• [Task directions] Count how many lines contain the word "skills". Respond with the number alone.

________________

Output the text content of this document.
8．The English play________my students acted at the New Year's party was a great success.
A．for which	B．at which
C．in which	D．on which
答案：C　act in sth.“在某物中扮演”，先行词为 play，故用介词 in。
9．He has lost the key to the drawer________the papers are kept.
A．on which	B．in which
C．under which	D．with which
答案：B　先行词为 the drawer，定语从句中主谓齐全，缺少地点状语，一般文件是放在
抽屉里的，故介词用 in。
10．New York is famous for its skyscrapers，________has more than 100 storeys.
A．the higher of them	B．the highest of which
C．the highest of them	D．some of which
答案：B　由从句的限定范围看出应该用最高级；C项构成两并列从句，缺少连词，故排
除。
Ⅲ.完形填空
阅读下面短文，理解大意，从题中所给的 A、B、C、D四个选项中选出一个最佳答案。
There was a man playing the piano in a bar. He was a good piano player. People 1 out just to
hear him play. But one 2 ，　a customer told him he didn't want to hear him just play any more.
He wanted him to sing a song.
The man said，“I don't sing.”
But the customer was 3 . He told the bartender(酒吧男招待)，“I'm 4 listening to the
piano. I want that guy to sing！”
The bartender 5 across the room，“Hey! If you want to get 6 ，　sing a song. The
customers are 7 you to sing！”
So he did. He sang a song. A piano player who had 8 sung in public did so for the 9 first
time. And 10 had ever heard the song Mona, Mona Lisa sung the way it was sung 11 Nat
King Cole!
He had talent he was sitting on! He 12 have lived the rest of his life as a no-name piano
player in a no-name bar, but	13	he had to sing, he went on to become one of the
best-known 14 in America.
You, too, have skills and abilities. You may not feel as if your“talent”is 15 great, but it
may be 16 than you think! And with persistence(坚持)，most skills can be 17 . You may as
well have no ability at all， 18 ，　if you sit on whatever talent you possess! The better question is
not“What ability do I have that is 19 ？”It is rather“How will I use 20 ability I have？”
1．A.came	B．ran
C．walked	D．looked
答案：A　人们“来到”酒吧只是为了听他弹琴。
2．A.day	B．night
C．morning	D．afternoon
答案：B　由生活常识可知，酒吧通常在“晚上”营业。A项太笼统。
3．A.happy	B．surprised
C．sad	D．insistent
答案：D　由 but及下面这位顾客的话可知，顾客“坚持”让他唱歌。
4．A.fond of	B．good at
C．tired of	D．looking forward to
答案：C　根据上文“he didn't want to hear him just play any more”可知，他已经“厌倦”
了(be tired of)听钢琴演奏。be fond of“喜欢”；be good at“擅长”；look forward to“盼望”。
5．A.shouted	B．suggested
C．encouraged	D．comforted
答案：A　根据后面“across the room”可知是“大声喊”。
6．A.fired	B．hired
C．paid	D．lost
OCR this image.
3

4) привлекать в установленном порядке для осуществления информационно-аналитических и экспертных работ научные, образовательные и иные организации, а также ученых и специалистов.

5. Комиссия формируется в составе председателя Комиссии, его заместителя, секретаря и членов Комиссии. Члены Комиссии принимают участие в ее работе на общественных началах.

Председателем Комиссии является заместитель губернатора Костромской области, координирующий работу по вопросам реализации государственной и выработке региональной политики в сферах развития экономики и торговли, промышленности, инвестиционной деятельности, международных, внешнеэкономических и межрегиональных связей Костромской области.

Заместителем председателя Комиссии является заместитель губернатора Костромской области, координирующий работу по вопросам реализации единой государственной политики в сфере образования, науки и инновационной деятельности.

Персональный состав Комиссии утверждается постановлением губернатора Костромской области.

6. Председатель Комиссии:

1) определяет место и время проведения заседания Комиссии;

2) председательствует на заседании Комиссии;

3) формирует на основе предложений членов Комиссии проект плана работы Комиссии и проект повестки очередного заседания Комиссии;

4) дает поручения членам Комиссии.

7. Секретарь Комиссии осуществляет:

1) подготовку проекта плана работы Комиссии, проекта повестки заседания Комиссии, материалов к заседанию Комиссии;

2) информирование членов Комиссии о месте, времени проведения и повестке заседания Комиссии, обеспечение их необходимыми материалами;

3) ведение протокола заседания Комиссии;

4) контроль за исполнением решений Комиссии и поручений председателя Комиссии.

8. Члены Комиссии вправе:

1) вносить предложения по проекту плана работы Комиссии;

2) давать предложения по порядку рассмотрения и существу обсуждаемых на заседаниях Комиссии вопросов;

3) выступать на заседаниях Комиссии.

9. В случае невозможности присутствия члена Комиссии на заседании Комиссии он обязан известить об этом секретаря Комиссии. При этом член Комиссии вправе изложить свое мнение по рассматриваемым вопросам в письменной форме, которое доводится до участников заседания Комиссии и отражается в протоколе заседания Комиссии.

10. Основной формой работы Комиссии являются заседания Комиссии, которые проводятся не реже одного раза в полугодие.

________________

• [Result below] 2